Whitehaven Coal | Remuneration report at Whitehaven Coal Ltd
Status
Filed
AGM date
Previous AGM date
Resolution details
Company ticker
WHC:AU
Submitted by
Resolution ask
Adopt or amend a policy
ESG theme
- Governance
ESG sub-theme
- GHG targets / emissions
- Remuneration or pay
Filer type
Management
Company sector
Materials
Company HQ country
Australia
Resolved clause
Shareholders are urged to vote against Whitehaven Coal Ltd’s (Whitehaven) remuneration report, as the remuneration structure still incentivises coal production growth in a manner that significantly exacerbates transition risk exposure and is inconsistent with the company’s stated support for the climate goals of the Paris Agreement.
Supporting statement
Statement regarding resolution to adopt Remuneration Report
Shareholders are urged to vote against Whitehaven Coal Ltd’s (Whitehaven) remuneration report, as the remuneration structure still incentivises coal production growth in a manner that significantly exacerbates transition risk exposure and is inconsistent with the company’s stated support for the climate goals of the Paris Agreement.
Overwhelming scientific evidence demonstrates that meeting the goals of the Paris Agreement requires no new or expanded thermal or metallurgical coal mines, yet Whitehaven incentivises the pursuit of new coal projects far more than industry peers. Remuneration plays a key role in influencing company priorities, and is therefore a vital tool for investors looking to shape company strategy to address climate risk. Whitehaven cannot manage its transition risk while providing incentives to increase it.

Dataset excerpts =>
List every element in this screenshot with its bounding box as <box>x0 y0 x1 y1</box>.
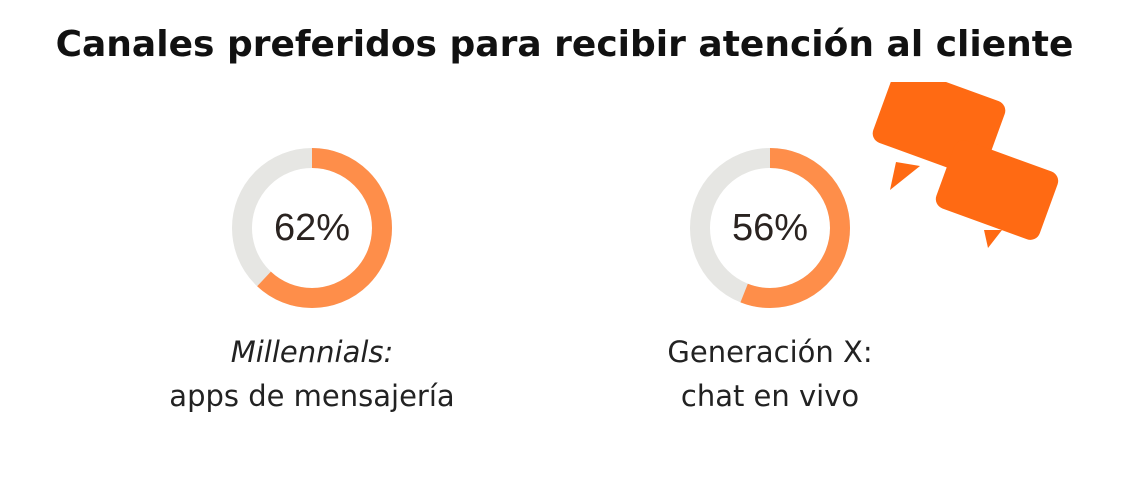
donut-svg <box>690 148 850 308</box>
donut-value-label: 62% <box>273 207 351 249</box>
segment-name: Generación X: <box>667 335 873 369</box>
donut-ring: 56% <box>688 146 852 310</box>
page-title: Canales preferidos para recibir atención… <box>55 24 1074 65</box>
chat-bubbles-svg <box>872 67 1059 248</box>
channel-name: chat en vivo <box>680 379 860 413</box>
donut-value-arc <box>690 148 850 308</box>
donut-chart-millennials: 62% Millennials: apps de mensajería <box>142 146 482 418</box>
segment-name: Millennials: <box>230 335 394 369</box>
donut-ring: 62% <box>230 146 394 310</box>
chat-bubble-front <box>935 140 1059 248</box>
donut-chart-generacion-x: 56% Generación X: chat en vivo <box>600 146 940 418</box>
donut-value-arc <box>232 148 392 308</box>
donut-svg <box>232 148 392 308</box>
chat-bubbles-icon <box>862 67 1062 266</box>
donut-value-label: 56% <box>731 207 809 249</box>
channel-name: apps de mensajería <box>169 379 455 413</box>
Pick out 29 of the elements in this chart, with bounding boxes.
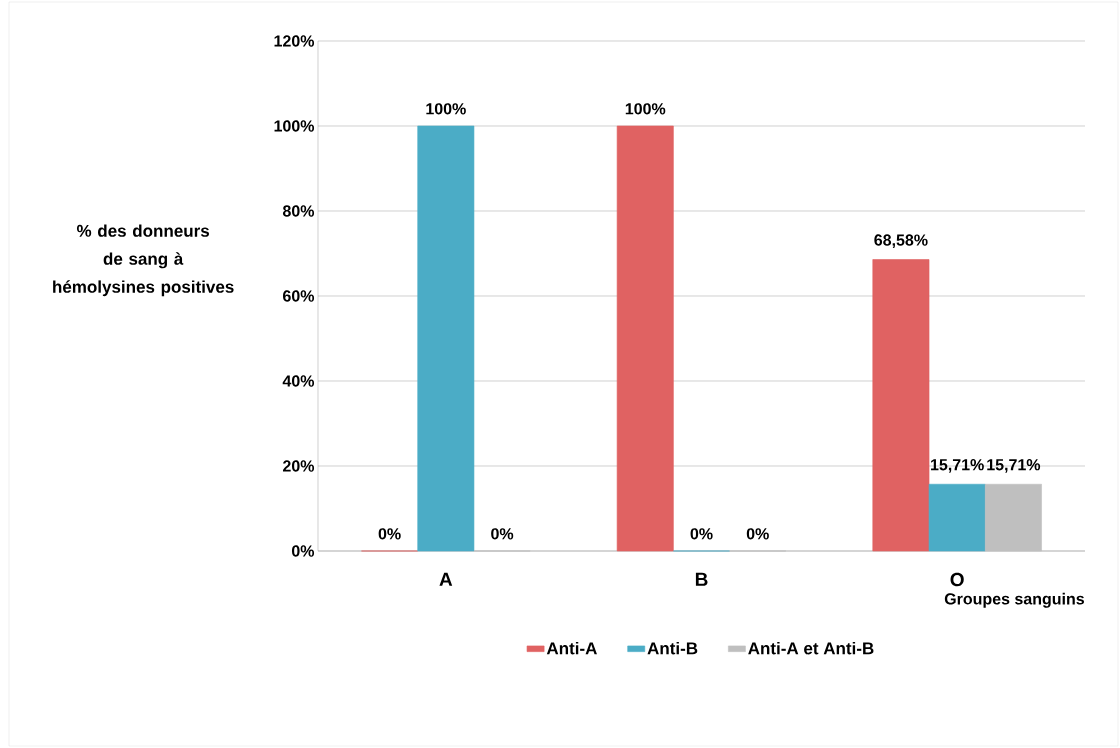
bar bbox=[928, 483, 986, 552]
data-label: 0% bbox=[690, 528, 713, 540]
bar bbox=[417, 125, 475, 552]
x-tick-label: B bbox=[695, 572, 708, 586]
y-tick-label: 40% bbox=[282, 375, 315, 387]
data-label: 15,71% bbox=[987, 459, 1041, 473]
data-label: 15,71% bbox=[931, 459, 984, 473]
bar bbox=[984, 483, 1042, 552]
data-label: 100% bbox=[426, 103, 466, 115]
y-axis-title: % des donneurs de sang à hémolysines positives bbox=[53, 224, 234, 297]
data-label: 0% bbox=[491, 528, 514, 540]
x-tick-label: A bbox=[439, 572, 453, 586]
data-label: 100% bbox=[625, 103, 666, 115]
data-label: 0% bbox=[378, 528, 401, 540]
bar bbox=[872, 259, 930, 552]
data-label: 0% bbox=[746, 528, 769, 540]
y-tick-label: 0% bbox=[291, 545, 315, 557]
data-label: 68,58% bbox=[874, 234, 928, 248]
y-tick-label: 80% bbox=[282, 205, 315, 217]
y-tick-label: 120% bbox=[274, 35, 315, 47]
legend-label: Anti-A bbox=[546, 641, 597, 655]
y-tick-label: 100% bbox=[274, 120, 315, 132]
x-tick-label: O bbox=[950, 572, 964, 587]
y-tick-label: 20% bbox=[282, 460, 315, 472]
legend-label: Anti-B bbox=[647, 641, 698, 655]
y-tick-label: 60% bbox=[283, 290, 315, 302]
bar bbox=[616, 125, 674, 552]
x-axis-title: Groupes sanguins bbox=[944, 592, 1085, 608]
legend-label: Anti-A et Anti-B bbox=[748, 641, 874, 655]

Given exercise => Continue the supporting statement on Whitehaven Coal's remuneration report, starting after its final sentence.

The answer =>
At odds with investor expectations and peers
Whitehaven states its remuneration policy is designed to align with shareholder interests. However, Whitehaven has repeatedly ignored shareholder discontent over its strategic direction, particularly in relation to climate change and executive remuneration as evidenced by recent votes:
- In 2021, 54% of shareholders voted against the company’s remuneration plan.
- In 2022, 21% of shareholders voted for the company to disclose plans to manage down coal production in line with a net zero emissions by 2050 scenario, and a similar resolution attracted an 18% vote in 2023.
- In 2023, 41% of shareholders voted against the company’s remuneration plan, 39% voted against the equity grant for CEO Paul Flynn, and 25% voted against the reelection of non-executive director Raymond Zage.
Whitehaven’s remuneration structure is also out of step with other pure-play and diversified coal miners. Whitehaven’s FY2024 scorecard weights explicit production metrics at 11.8% of total remuneration, compared to a peer average of 2%. When adding metrics relating to the delivery of major coal growth projects, this jumps to 24.9% or five times the peer average of 5%.
This emphasis has also significantly increased over time. The combined weighting has more than tripled from 7.3% in FY20.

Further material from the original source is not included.